Directions:
Find and copy lines holding "name".

Extracted data entries:
Begin
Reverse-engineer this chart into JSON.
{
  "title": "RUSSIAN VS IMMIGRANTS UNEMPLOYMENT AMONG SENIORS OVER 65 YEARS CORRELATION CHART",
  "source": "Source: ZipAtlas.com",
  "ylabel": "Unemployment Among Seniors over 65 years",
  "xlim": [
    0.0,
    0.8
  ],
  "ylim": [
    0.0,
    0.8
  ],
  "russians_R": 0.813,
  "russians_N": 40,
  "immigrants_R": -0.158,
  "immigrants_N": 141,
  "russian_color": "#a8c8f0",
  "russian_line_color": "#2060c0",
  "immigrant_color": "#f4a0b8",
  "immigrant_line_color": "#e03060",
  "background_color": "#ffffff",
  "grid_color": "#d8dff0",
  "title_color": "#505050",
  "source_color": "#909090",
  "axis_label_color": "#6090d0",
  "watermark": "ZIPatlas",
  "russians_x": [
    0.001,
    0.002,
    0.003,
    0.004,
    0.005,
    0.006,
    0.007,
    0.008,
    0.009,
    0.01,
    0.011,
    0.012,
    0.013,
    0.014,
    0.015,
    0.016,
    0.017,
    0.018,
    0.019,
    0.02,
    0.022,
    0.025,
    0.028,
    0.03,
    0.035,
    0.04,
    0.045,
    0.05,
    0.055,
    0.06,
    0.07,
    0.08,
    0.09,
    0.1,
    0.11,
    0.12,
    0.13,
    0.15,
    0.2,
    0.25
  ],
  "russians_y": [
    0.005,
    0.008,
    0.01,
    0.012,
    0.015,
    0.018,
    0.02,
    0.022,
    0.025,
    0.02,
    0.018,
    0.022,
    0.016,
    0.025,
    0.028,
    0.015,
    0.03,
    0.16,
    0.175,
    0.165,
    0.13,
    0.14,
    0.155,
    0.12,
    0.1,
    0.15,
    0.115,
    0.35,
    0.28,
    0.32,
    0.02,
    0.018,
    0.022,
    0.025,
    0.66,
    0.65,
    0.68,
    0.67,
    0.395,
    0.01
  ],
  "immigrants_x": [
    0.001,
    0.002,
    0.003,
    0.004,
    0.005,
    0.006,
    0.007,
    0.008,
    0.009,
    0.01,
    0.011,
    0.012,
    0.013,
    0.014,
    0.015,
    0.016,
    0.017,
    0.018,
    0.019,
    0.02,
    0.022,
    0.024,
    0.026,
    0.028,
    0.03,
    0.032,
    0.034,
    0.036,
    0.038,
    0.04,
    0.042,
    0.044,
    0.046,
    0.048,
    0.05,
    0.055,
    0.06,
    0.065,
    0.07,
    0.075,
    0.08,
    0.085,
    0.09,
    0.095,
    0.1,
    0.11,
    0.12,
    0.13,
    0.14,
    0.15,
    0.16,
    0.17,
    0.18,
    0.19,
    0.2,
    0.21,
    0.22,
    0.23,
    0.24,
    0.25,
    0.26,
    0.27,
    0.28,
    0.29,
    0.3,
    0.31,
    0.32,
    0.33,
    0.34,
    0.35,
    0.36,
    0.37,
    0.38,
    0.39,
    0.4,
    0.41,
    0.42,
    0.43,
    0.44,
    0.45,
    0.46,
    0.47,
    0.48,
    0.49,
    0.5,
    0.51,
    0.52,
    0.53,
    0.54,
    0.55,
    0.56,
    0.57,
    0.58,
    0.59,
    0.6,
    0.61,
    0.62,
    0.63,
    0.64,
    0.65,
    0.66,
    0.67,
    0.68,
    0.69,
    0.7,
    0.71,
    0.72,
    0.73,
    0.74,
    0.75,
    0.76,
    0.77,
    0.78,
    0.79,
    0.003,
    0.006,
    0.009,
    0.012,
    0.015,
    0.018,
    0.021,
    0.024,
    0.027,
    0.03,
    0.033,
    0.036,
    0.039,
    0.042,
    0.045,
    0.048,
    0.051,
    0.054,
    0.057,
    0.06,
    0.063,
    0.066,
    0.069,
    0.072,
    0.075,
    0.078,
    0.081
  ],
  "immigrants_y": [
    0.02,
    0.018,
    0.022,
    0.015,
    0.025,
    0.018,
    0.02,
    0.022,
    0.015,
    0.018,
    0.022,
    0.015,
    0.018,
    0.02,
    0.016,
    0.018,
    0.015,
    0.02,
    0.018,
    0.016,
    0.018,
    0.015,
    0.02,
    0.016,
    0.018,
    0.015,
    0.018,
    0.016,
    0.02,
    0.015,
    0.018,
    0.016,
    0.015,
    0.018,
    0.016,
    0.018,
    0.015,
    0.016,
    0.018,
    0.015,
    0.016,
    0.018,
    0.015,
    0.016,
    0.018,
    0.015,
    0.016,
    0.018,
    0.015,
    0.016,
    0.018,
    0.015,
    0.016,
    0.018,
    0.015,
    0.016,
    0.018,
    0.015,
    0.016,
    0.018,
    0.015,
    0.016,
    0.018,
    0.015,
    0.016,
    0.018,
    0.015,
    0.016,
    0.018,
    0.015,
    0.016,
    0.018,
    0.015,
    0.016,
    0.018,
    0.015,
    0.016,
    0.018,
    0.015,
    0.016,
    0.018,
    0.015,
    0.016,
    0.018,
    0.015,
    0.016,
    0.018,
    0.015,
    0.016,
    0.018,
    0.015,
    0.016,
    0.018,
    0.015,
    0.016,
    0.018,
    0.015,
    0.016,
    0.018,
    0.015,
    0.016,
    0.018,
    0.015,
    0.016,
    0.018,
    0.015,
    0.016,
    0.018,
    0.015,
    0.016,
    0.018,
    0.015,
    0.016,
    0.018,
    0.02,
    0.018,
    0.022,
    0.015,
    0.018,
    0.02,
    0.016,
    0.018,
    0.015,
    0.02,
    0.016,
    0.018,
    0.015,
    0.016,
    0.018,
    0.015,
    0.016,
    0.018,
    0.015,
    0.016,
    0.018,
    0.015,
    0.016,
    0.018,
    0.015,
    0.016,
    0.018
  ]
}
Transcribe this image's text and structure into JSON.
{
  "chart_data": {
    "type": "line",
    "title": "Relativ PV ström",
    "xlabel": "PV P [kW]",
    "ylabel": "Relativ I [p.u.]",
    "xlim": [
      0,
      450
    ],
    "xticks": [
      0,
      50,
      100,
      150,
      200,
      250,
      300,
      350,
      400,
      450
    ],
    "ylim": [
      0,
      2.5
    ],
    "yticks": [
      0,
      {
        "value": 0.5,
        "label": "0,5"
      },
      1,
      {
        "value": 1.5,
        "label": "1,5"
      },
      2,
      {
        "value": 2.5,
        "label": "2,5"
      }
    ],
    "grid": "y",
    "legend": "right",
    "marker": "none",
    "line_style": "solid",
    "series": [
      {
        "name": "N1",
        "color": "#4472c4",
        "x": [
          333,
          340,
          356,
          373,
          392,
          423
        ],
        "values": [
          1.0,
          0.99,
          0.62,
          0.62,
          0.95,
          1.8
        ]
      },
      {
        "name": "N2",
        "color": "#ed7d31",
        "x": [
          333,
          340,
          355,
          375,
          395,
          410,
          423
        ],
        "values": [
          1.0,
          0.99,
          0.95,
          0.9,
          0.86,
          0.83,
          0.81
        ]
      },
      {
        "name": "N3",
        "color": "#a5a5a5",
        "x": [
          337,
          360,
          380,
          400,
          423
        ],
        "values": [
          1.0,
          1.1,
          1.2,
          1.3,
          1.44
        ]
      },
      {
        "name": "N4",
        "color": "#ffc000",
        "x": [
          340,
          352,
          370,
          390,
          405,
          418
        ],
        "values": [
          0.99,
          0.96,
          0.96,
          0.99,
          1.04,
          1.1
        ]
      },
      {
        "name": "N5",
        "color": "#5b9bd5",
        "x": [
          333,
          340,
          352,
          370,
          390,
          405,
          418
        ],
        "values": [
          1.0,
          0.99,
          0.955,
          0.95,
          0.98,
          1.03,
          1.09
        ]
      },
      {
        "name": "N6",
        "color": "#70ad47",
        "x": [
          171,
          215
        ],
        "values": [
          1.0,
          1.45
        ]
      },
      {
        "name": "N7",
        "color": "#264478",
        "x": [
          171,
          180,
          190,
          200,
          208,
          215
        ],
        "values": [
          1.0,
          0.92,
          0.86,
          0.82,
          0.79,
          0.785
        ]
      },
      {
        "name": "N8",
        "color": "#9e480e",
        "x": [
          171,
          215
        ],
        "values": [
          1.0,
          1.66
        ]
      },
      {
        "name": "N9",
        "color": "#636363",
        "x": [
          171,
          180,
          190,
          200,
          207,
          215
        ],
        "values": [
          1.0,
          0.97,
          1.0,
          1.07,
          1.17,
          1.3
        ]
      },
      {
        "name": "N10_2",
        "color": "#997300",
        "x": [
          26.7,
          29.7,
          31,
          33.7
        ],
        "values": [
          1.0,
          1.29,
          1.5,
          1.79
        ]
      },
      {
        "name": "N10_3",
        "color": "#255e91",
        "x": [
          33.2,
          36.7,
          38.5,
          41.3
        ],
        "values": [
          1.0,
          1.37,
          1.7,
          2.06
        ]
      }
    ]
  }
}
End
Full output:
        "name": "N1",
        "name": "N2",
        "name": "N3",
        "name": "N4",
        "name": "N5",
        "name": "N6",
        "name": "N7",
        "name": "N8",
        "name": "N9",
        "name": "N10_2",
        "name": "N10_3",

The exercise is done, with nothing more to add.